§ GIVEN INSTRUCTION: Set down the data below without change, skipping the pictures it holds.

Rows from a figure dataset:
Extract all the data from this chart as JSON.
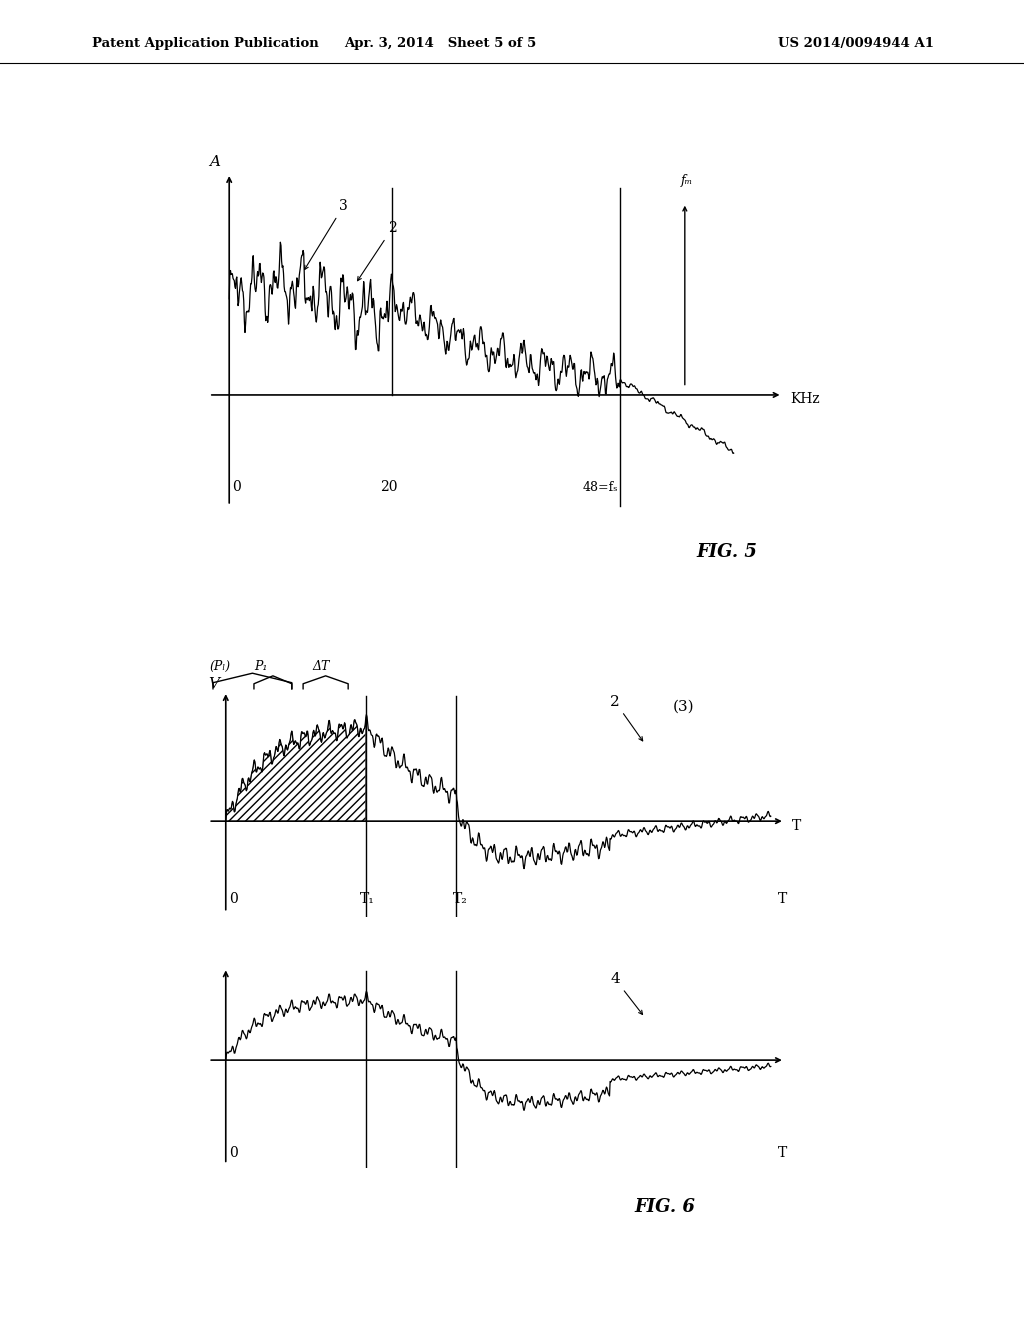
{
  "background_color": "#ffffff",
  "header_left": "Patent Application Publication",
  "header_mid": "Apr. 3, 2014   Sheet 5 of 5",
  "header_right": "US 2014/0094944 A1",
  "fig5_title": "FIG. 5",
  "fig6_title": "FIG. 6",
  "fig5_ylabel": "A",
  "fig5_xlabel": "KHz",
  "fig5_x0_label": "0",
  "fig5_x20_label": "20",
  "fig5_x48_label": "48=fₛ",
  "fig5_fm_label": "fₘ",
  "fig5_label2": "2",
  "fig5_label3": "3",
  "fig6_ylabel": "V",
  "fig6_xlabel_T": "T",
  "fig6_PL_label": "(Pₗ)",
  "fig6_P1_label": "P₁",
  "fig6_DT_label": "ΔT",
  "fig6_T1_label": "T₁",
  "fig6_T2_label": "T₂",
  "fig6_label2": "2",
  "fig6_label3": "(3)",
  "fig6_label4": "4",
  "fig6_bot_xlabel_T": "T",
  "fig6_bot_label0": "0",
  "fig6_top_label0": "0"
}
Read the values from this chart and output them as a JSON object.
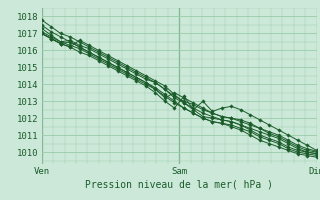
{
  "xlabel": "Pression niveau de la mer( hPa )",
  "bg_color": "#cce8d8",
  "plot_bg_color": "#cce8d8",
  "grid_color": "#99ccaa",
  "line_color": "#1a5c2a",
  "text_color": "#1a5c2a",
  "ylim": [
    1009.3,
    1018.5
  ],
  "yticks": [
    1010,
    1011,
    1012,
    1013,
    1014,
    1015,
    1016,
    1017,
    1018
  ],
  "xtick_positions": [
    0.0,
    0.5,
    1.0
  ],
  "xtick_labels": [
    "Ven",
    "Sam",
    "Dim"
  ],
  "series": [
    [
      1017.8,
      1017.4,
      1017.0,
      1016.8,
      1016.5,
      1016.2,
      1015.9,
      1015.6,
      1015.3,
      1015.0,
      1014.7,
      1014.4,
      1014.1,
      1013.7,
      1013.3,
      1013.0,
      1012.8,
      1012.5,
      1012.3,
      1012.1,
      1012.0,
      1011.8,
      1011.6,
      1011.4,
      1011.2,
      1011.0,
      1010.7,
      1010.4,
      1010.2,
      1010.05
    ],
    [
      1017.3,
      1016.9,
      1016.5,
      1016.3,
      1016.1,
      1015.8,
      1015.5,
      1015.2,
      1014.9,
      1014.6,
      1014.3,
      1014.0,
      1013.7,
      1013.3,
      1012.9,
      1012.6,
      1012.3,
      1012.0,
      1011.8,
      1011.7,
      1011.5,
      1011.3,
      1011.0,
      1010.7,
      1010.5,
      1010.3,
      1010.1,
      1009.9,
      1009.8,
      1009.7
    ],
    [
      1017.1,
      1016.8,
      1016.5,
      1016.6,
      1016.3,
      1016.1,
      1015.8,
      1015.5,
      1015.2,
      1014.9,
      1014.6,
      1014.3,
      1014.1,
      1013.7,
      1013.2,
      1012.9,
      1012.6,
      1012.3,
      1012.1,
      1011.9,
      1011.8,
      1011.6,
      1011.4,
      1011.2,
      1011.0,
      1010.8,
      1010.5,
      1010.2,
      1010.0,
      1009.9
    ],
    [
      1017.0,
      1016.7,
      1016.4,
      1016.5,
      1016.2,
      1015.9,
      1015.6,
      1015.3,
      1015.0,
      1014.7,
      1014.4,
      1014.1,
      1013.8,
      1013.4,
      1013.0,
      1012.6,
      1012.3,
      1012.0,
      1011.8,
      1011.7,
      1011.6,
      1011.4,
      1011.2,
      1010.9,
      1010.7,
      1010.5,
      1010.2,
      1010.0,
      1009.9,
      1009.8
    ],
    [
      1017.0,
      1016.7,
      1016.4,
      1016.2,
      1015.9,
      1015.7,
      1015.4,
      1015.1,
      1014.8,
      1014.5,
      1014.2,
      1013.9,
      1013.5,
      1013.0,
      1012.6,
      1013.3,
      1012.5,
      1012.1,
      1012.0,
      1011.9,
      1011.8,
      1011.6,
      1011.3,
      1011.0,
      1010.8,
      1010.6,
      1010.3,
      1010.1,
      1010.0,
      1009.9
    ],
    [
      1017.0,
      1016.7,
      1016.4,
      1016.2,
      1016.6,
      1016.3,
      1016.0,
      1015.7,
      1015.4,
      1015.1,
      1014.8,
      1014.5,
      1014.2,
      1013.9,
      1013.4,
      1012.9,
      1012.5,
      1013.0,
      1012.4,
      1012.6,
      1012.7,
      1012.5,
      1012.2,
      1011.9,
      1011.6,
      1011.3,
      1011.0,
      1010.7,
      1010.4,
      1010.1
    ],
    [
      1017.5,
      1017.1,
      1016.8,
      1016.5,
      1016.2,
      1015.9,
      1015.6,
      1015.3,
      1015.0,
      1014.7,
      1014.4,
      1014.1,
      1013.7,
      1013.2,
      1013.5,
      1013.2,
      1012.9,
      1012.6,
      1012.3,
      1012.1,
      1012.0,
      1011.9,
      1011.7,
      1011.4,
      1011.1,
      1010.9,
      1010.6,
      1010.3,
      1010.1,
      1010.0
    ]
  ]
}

§ TASK ANSWER:
Extract all the data from this chart as JSON.
{
  "background_color": "#ffffff",
  "header_left": "Patent Application Publication",
  "header_mid": "Apr. 3, 2014   Sheet 5 of 5",
  "header_right": "US 2014/0094944 A1",
  "fig5_title": "FIG. 5",
  "fig6_title": "FIG. 6",
  "fig5_ylabel": "A",
  "fig5_xlabel": "KHz",
  "fig5_x0_label": "0",
  "fig5_x20_label": "20",
  "fig5_x48_label": "48=fₛ",
  "fig5_fm_label": "fₘ",
  "fig5_label2": "2",
  "fig5_label3": "3",
  "fig6_ylabel": "V",
  "fig6_xlabel_T": "T",
  "fig6_PL_label": "(Pₗ)",
  "fig6_P1_label": "P₁",
  "fig6_DT_label": "ΔT",
  "fig6_T1_label": "T₁",
  "fig6_T2_label": "T₂",
  "fig6_label2": "2",
  "fig6_label3": "(3)",
  "fig6_label4": "4",
  "fig6_bot_xlabel_T": "T",
  "fig6_bot_label0": "0",
  "fig6_top_label0": "0"
}
Read the values from this chart and output them as a JSON object.
{
  "xlabel": "Pression niveau de la mer( hPa )",
  "bg_color": "#cce8d8",
  "plot_bg_color": "#cce8d8",
  "grid_color": "#99ccaa",
  "line_color": "#1a5c2a",
  "text_color": "#1a5c2a",
  "ylim": [
    1009.3,
    1018.5
  ],
  "yticks": [
    1010,
    1011,
    1012,
    1013,
    1014,
    1015,
    1016,
    1017,
    1018
  ],
  "xtick_positions": [
    0.0,
    0.5,
    1.0
  ],
  "xtick_labels": [
    "Ven",
    "Sam",
    "Dim"
  ],
  "series": [
    [
      1017.8,
      1017.4,
      1017.0,
      1016.8,
      1016.5,
      1016.2,
      1015.9,
      1015.6,
      1015.3,
      1015.0,
      1014.7,
      1014.4,
      1014.1,
      1013.7,
      1013.3,
      1013.0,
      1012.8,
      1012.5,
      1012.3,
      1012.1,
      1012.0,
      1011.8,
      1011.6,
      1011.4,
      1011.2,
      1011.0,
      1010.7,
      1010.4,
      1010.2,
      1010.05
    ],
    [
      1017.3,
      1016.9,
      1016.5,
      1016.3,
      1016.1,
      1015.8,
      1015.5,
      1015.2,
      1014.9,
      1014.6,
      1014.3,
      1014.0,
      1013.7,
      1013.3,
      1012.9,
      1012.6,
      1012.3,
      1012.0,
      1011.8,
      1011.7,
      1011.5,
      1011.3,
      1011.0,
      1010.7,
      1010.5,
      1010.3,
      1010.1,
      1009.9,
      1009.8,
      1009.7
    ],
    [
      1017.1,
      1016.8,
      1016.5,
      1016.6,
      1016.3,
      1016.1,
      1015.8,
      1015.5,
      1015.2,
      1014.9,
      1014.6,
      1014.3,
      1014.1,
      1013.7,
      1013.2,
      1012.9,
      1012.6,
      1012.3,
      1012.1,
      1011.9,
      1011.8,
      1011.6,
      1011.4,
      1011.2,
      1011.0,
      1010.8,
      1010.5,
      1010.2,
      1010.0,
      1009.9
    ],
    [
      1017.0,
      1016.7,
      1016.4,
      1016.5,
      1016.2,
      1015.9,
      1015.6,
      1015.3,
      1015.0,
      1014.7,
      1014.4,
      1014.1,
      1013.8,
      1013.4,
      1013.0,
      1012.6,
      1012.3,
      1012.0,
      1011.8,
      1011.7,
      1011.6,
      1011.4,
      1011.2,
      1010.9,
      1010.7,
      1010.5,
      1010.2,
      1010.0,
      1009.9,
      1009.8
    ],
    [
      1017.0,
      1016.7,
      1016.4,
      1016.2,
      1015.9,
      1015.7,
      1015.4,
      1015.1,
      1014.8,
      1014.5,
      1014.2,
      1013.9,
      1013.5,
      1013.0,
      1012.6,
      1013.3,
      1012.5,
      1012.1,
      1012.0,
      1011.9,
      1011.8,
      1011.6,
      1011.3,
      1011.0,
      1010.8,
      1010.6,
      1010.3,
      1010.1,
      1010.0,
      1009.9
    ],
    [
      1017.0,
      1016.7,
      1016.4,
      1016.2,
      1016.6,
      1016.3,
      1016.0,
      1015.7,
      1015.4,
      1015.1,
      1014.8,
      1014.5,
      1014.2,
      1013.9,
      1013.4,
      1012.9,
      1012.5,
      1013.0,
      1012.4,
      1012.6,
      1012.7,
      1012.5,
      1012.2,
      1011.9,
      1011.6,
      1011.3,
      1011.0,
      1010.7,
      1010.4,
      1010.1
    ],
    [
      1017.5,
      1017.1,
      1016.8,
      1016.5,
      1016.2,
      1015.9,
      1015.6,
      1015.3,
      1015.0,
      1014.7,
      1014.4,
      1014.1,
      1013.7,
      1013.2,
      1013.5,
      1013.2,
      1012.9,
      1012.6,
      1012.3,
      1012.1,
      1012.0,
      1011.9,
      1011.7,
      1011.4,
      1011.1,
      1010.9,
      1010.6,
      1010.3,
      1010.1,
      1010.0
    ]
  ]
}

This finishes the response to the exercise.